--- start of ROWS ---

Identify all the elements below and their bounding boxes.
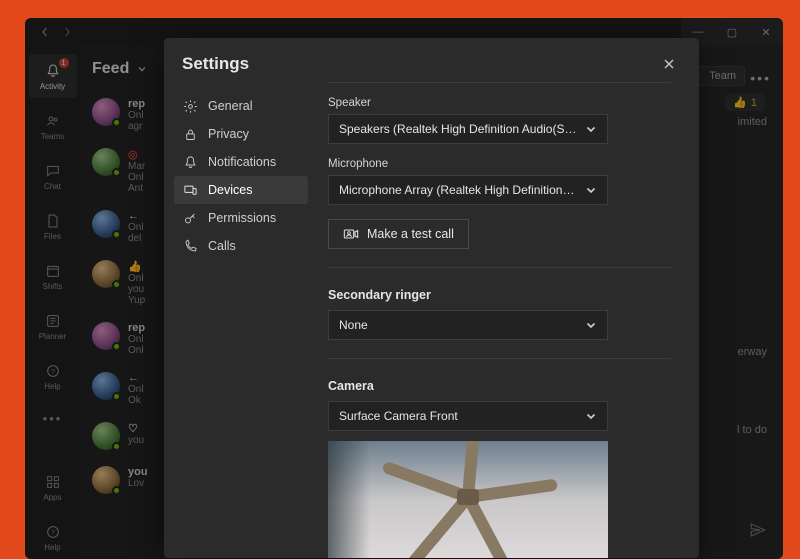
- chevron-down-icon: [585, 319, 597, 331]
- settings-title: Settings: [182, 54, 249, 74]
- camera-preview: Preview: [328, 441, 608, 558]
- nav-calls[interactable]: Calls: [174, 232, 308, 260]
- phone-icon: [182, 238, 198, 254]
- chevron-down-icon: [585, 184, 597, 196]
- chevron-down-icon: [585, 410, 597, 422]
- close-button[interactable]: [657, 52, 681, 76]
- key-icon: [182, 210, 198, 226]
- camera-title: Camera: [328, 379, 671, 393]
- test-call-icon: [343, 227, 359, 241]
- close-icon: [663, 58, 675, 70]
- nav-privacy[interactable]: Privacy: [174, 120, 308, 148]
- camera-dropdown[interactable]: Surface Camera Front: [328, 401, 608, 431]
- nav-general[interactable]: General: [174, 92, 308, 120]
- chevron-down-icon: [585, 123, 597, 135]
- secondary-ringer-title: Secondary ringer: [328, 288, 671, 302]
- divider: [328, 358, 671, 359]
- microphone-label: Microphone: [328, 158, 671, 170]
- divider: [328, 82, 671, 83]
- nav-notifications[interactable]: Notifications: [174, 148, 308, 176]
- devices-icon: [182, 182, 198, 198]
- speaker-label: Speaker: [328, 97, 671, 109]
- lock-icon: [182, 126, 198, 142]
- gear-icon: [182, 98, 198, 114]
- speaker-dropdown[interactable]: Speakers (Realtek High Definition Audio(…: [328, 114, 608, 144]
- app-window: — ▢ ✕ Activity 1 Teams: [25, 18, 783, 559]
- secondary-ringer-dropdown[interactable]: None: [328, 310, 608, 340]
- test-call-button[interactable]: Make a test call: [328, 219, 469, 249]
- microphone-dropdown[interactable]: Microphone Array (Realtek High Definitio…: [328, 175, 608, 205]
- nav-permissions[interactable]: Permissions: [174, 204, 308, 232]
- settings-nav: General Privacy Notifications: [164, 82, 314, 558]
- settings-content: Speaker Speakers (Realtek High Definitio…: [314, 82, 699, 558]
- divider: [328, 267, 671, 268]
- nav-devices[interactable]: Devices: [174, 176, 308, 204]
- settings-dialog: Settings General Privacy: [164, 38, 699, 558]
- bell-icon: [182, 154, 198, 170]
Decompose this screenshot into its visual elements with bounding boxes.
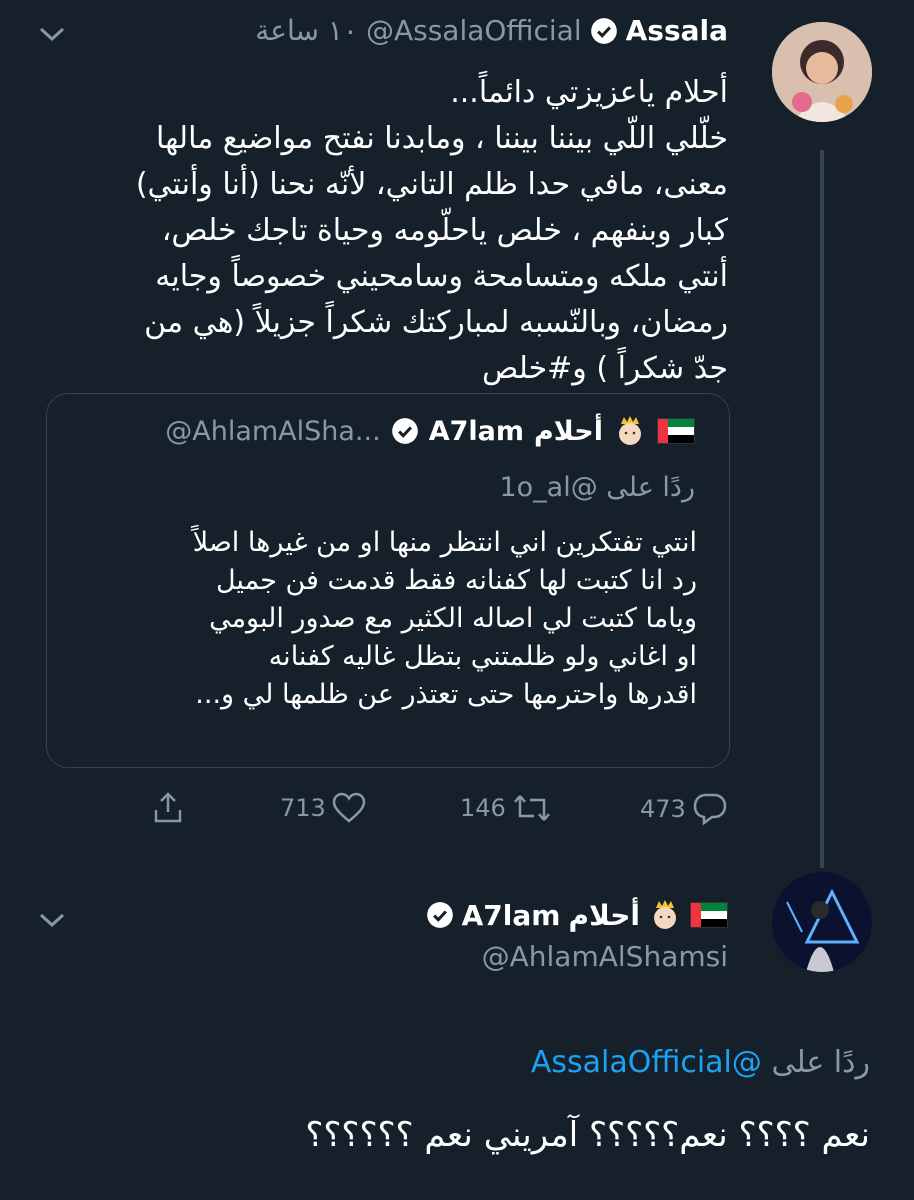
quote-text: انتي تفتكرين اني انتظر منها او من غيرها …	[192, 527, 697, 710]
retweet-count: 146	[460, 794, 506, 822]
reply-prefix: ردًا على	[606, 472, 695, 503]
tweet2-handle[interactable]: @AhlamAlShamsi	[482, 940, 728, 973]
tweet2-reply-context: ردًا على @AssalaOfficial	[531, 1045, 870, 1080]
tweet2-menu-chevron-icon[interactable]	[38, 908, 66, 934]
reply-target-handle[interactable]: @AssalaOfficial	[531, 1045, 762, 1080]
tweet2-author-name-en[interactable]: A7lam	[462, 899, 561, 932]
princess-emoji-icon	[619, 416, 641, 445]
retweet-button[interactable]: 146	[460, 792, 552, 824]
share-icon	[154, 792, 182, 823]
tweet1-text: أحلام ياعزيزتي دائماً... خلّلي اللّي بين…	[135, 75, 728, 386]
tweet1-time[interactable]: ١٠ ساعة	[255, 14, 358, 47]
heart-icon	[332, 792, 366, 823]
tweet2-header: أحلام A7lam	[426, 898, 728, 932]
reply-bubble-icon	[693, 793, 727, 826]
quote-author-name-en: A7lam	[428, 415, 524, 447]
tweet-menu-chevron-icon[interactable]	[38, 22, 66, 48]
retweet-icon	[513, 795, 550, 821]
thread-connector-line	[820, 150, 824, 868]
tweet2-author-name-ar[interactable]: أحلام	[568, 899, 640, 932]
tweet2-text: نعم ؟؟؟؟ نعم؟؟؟؟؟ آمريني نعم ؟؟؟؟؟؟	[305, 1115, 870, 1155]
share-button[interactable]	[150, 790, 186, 826]
princess-emoji-icon	[654, 900, 676, 929]
uae-flag-icon	[657, 418, 695, 444]
reply-button[interactable]: 473	[640, 792, 728, 826]
like-count: 713	[280, 794, 326, 822]
verified-badge-icon	[426, 902, 453, 928]
tweet1-header: Assala @AssalaOfficial ١٠ ساعة	[255, 14, 728, 47]
tweet1-author-name[interactable]: Assala	[626, 14, 728, 47]
assala-avatar[interactable]	[772, 22, 872, 122]
like-button[interactable]: 713	[280, 792, 366, 824]
tweet1-actions: 713 146 473	[140, 790, 740, 830]
reply-target-handle[interactable]: @1o_al	[499, 472, 597, 503]
reply-count: 473	[640, 795, 686, 823]
ahlam-avatar[interactable]	[772, 872, 872, 972]
uae-flag-icon	[690, 902, 728, 928]
quote-author-handle: @AhlamAlSha...	[165, 415, 381, 447]
verified-badge-icon	[590, 17, 617, 44]
tweet1-handle[interactable]: @AssalaOfficial	[366, 14, 582, 47]
quote-header: أحلام A7lam @AhlamAlSha...	[165, 414, 695, 448]
verified-badge-icon	[391, 418, 418, 444]
quote-reply-context: ردًا على @1o_al	[499, 472, 695, 503]
quoted-tweet-card[interactable]: أحلام A7lam @AhlamAlSha... ردًا على @1o_…	[46, 393, 730, 768]
reply-prefix: ردًا على	[771, 1045, 870, 1080]
quote-author-name-ar: أحلام	[533, 415, 603, 447]
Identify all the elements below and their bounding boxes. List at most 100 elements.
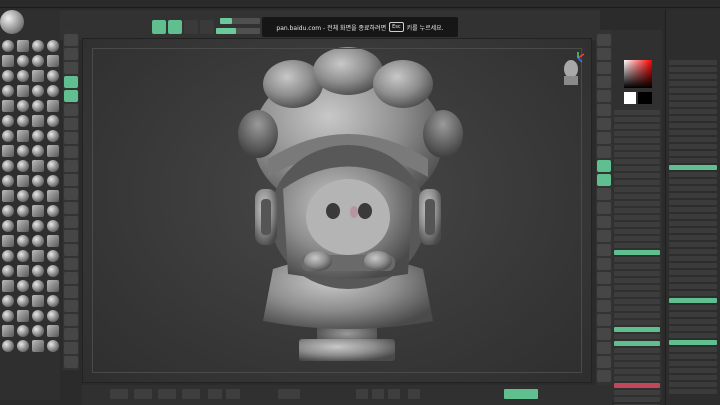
- right-toolbar-button[interactable]: [597, 230, 611, 242]
- brush-thumbnail[interactable]: [32, 55, 44, 67]
- brush-thumbnail[interactable]: [17, 160, 29, 172]
- tray-row[interactable]: [669, 67, 717, 72]
- brush-thumbnail[interactable]: [2, 220, 14, 232]
- brush-thumbnail[interactable]: [47, 235, 59, 247]
- brush-thumbnail[interactable]: [47, 175, 59, 187]
- tray-row[interactable]: [669, 242, 717, 247]
- left-toolbar-button[interactable]: [64, 76, 78, 88]
- bottom-shelf-button[interactable]: [388, 389, 400, 399]
- brush-thumbnail[interactable]: [2, 85, 14, 97]
- panel-row[interactable]: [614, 236, 660, 241]
- bottom-shelf-button[interactable]: [134, 389, 152, 399]
- panel-row[interactable]: [614, 166, 660, 171]
- brush-thumbnail[interactable]: [32, 295, 44, 307]
- brush-thumbnail[interactable]: [47, 85, 59, 97]
- brush-thumbnail[interactable]: [17, 130, 29, 142]
- brush-thumbnail[interactable]: [32, 115, 44, 127]
- left-toolbar-button[interactable]: [64, 90, 78, 102]
- panel-row[interactable]: [614, 145, 660, 150]
- tray-row[interactable]: [669, 256, 717, 261]
- bottom-shelf-button[interactable]: [278, 389, 300, 399]
- brush-thumbnail[interactable]: [47, 160, 59, 172]
- panel-row[interactable]: [614, 348, 660, 353]
- draw-mode-button[interactable]: [168, 20, 182, 34]
- right-toolbar-button[interactable]: [597, 104, 611, 116]
- scale-mode-button[interactable]: [200, 20, 214, 34]
- tray-row[interactable]: [669, 193, 717, 198]
- left-toolbar-button[interactable]: [64, 174, 78, 186]
- panel-row[interactable]: [614, 138, 660, 143]
- left-toolbar-button[interactable]: [64, 160, 78, 172]
- tray-row[interactable]: [669, 81, 717, 86]
- tray-row[interactable]: [669, 270, 717, 275]
- brush-thumbnail[interactable]: [47, 190, 59, 202]
- left-toolbar-button[interactable]: [64, 342, 78, 354]
- right-toolbar-button[interactable]: [597, 90, 611, 102]
- panel-row[interactable]: [614, 215, 660, 220]
- brush-thumbnail[interactable]: [47, 205, 59, 217]
- right-toolbar-button[interactable]: [597, 314, 611, 326]
- brush-thumbnail[interactable]: [47, 250, 59, 262]
- panel-row[interactable]: [614, 320, 660, 325]
- brush-thumbnail[interactable]: [2, 235, 14, 247]
- panel-row[interactable]: [614, 250, 660, 255]
- tray-row[interactable]: [669, 88, 717, 93]
- panel-row[interactable]: [614, 131, 660, 136]
- brush-thumbnail[interactable]: [47, 295, 59, 307]
- bottom-shelf-button[interactable]: [158, 389, 176, 399]
- brush-thumbnail[interactable]: [32, 40, 44, 52]
- brush-thumbnail[interactable]: [17, 145, 29, 157]
- right-toolbar-button[interactable]: [597, 118, 611, 130]
- tray-row[interactable]: [669, 144, 717, 149]
- brush-thumbnail[interactable]: [2, 310, 14, 322]
- right-toolbar-button[interactable]: [597, 48, 611, 60]
- tray-row[interactable]: [669, 95, 717, 100]
- tray-row[interactable]: [669, 312, 717, 317]
- brush-thumbnail[interactable]: [47, 265, 59, 277]
- brush-thumbnail[interactable]: [2, 70, 14, 82]
- bottom-shelf-button[interactable]: [408, 389, 420, 399]
- right-toolbar-button[interactable]: [597, 160, 611, 172]
- move-mode-button[interactable]: [184, 20, 198, 34]
- tray-row[interactable]: [669, 375, 717, 380]
- left-toolbar-button[interactable]: [64, 314, 78, 326]
- draw-size-slider[interactable]: [216, 28, 260, 34]
- right-toolbar-button[interactable]: [597, 342, 611, 354]
- tray-row[interactable]: [669, 109, 717, 114]
- tray-row[interactable]: [669, 347, 717, 352]
- brush-thumbnail[interactable]: [17, 40, 29, 52]
- brush-thumbnail[interactable]: [32, 280, 44, 292]
- tray-row[interactable]: [669, 326, 717, 331]
- brush-thumbnail[interactable]: [47, 340, 59, 352]
- left-toolbar-button[interactable]: [64, 300, 78, 312]
- brush-thumbnail[interactable]: [2, 175, 14, 187]
- brush-thumbnail[interactable]: [47, 40, 59, 52]
- bottom-shelf-button[interactable]: [226, 389, 240, 399]
- panel-row[interactable]: [614, 110, 660, 115]
- brush-thumbnail[interactable]: [47, 325, 59, 337]
- brush-thumbnail[interactable]: [32, 100, 44, 112]
- brush-thumbnail[interactable]: [47, 55, 59, 67]
- panel-row[interactable]: [614, 229, 660, 234]
- panel-row[interactable]: [614, 187, 660, 192]
- tray-row[interactable]: [669, 249, 717, 254]
- tray-row[interactable]: [669, 361, 717, 366]
- brush-thumbnail[interactable]: [2, 55, 14, 67]
- secondary-color-swatch[interactable]: [638, 92, 652, 104]
- left-toolbar-button[interactable]: [64, 34, 78, 46]
- panel-row[interactable]: [614, 362, 660, 367]
- panel-row[interactable]: [614, 341, 660, 346]
- brush-thumbnail[interactable]: [2, 325, 14, 337]
- brush-thumbnail[interactable]: [2, 340, 14, 352]
- panel-row[interactable]: [614, 257, 660, 262]
- left-toolbar-button[interactable]: [64, 286, 78, 298]
- panel-row[interactable]: [614, 208, 660, 213]
- brush-thumbnail[interactable]: [17, 100, 29, 112]
- tray-row[interactable]: [669, 102, 717, 107]
- brush-thumbnail[interactable]: [32, 190, 44, 202]
- left-toolbar-button[interactable]: [64, 118, 78, 130]
- bottom-shelf-button[interactable]: [110, 389, 128, 399]
- brush-thumbnail[interactable]: [47, 310, 59, 322]
- bottom-shelf-button[interactable]: [504, 389, 538, 399]
- right-toolbar-button[interactable]: [597, 62, 611, 74]
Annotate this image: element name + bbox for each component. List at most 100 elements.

--- end of ROWS ---

§ EXERCISE GOAL:
Rename "divider" to "separator" in the items from the line with "- chevron-down-icon: [585, 319, 597, 331]" to the line with "Decompose this screenshot", changing nothing else. Give back only those lines.

§ SOLUTION TO THE PROBLEM:
- chevron-down-icon: [585, 319, 597, 331]
- settings-title: Settings: [182, 54, 249, 74]
- camera-preview: Preview: [328, 441, 608, 558]
- nav-calls[interactable]: Calls: [174, 232, 308, 260]
- phone-icon: [182, 238, 198, 254]
- chevron-down-icon: [585, 184, 597, 196]
- chevron-down-icon: [585, 410, 597, 422]
- close-button[interactable]: [657, 52, 681, 76]
- key-icon: [182, 210, 198, 226]
- camera-title: Camera: [328, 379, 671, 393]
- test-call-icon: [343, 227, 359, 241]
- close-icon: [663, 58, 675, 70]
- nav-privacy[interactable]: Privacy: [174, 120, 308, 148]
- camera-dropdown[interactable]: Surface Camera Front: [328, 401, 608, 431]
- nav-general[interactable]: General: [174, 92, 308, 120]
- chevron-down-icon: [585, 123, 597, 135]
- secondary-ringer-title: Secondary ringer: [328, 288, 671, 302]
- separator: [328, 358, 671, 359]
- microphone-label: Microphone: [328, 158, 671, 170]
- separator: [328, 82, 671, 83]
- nav-notifications[interactable]: Notifications: [174, 148, 308, 176]
- devices-icon: [182, 182, 198, 198]
- speaker-label: Speaker: [328, 97, 671, 109]
- lock-icon: [182, 126, 198, 142]
- gear-icon: [182, 98, 198, 114]
- speaker-dropdown[interactable]: Speakers (Realtek High Definition Audio(…: [328, 114, 608, 144]
- app-window: — ▢ ✕ Activity 1 Teams: [25, 18, 783, 559]
- secondary-ringer-dropdown[interactable]: None: [328, 310, 608, 340]
- test-call-button[interactable]: Make a test call: [328, 219, 469, 249]
- microphone-dropdown[interactable]: Microphone Array (Realtek High Definitio…: [328, 175, 608, 205]
- nav-permissions[interactable]: Permissions: [174, 204, 308, 232]
- settings-nav: General Privacy Notifications: [164, 82, 314, 558]
- settings-content: Speaker Speakers (Realtek High Definitio…: [314, 82, 699, 558]
- separator: [328, 267, 671, 268]
- nav-devices[interactable]: Devices: [174, 176, 308, 204]
- settings-dialog: Settings General Privacy: [164, 38, 699, 558]
- bell-icon: [182, 154, 198, 170]
Decompose this screenshot into its visual elements with bounding boxes.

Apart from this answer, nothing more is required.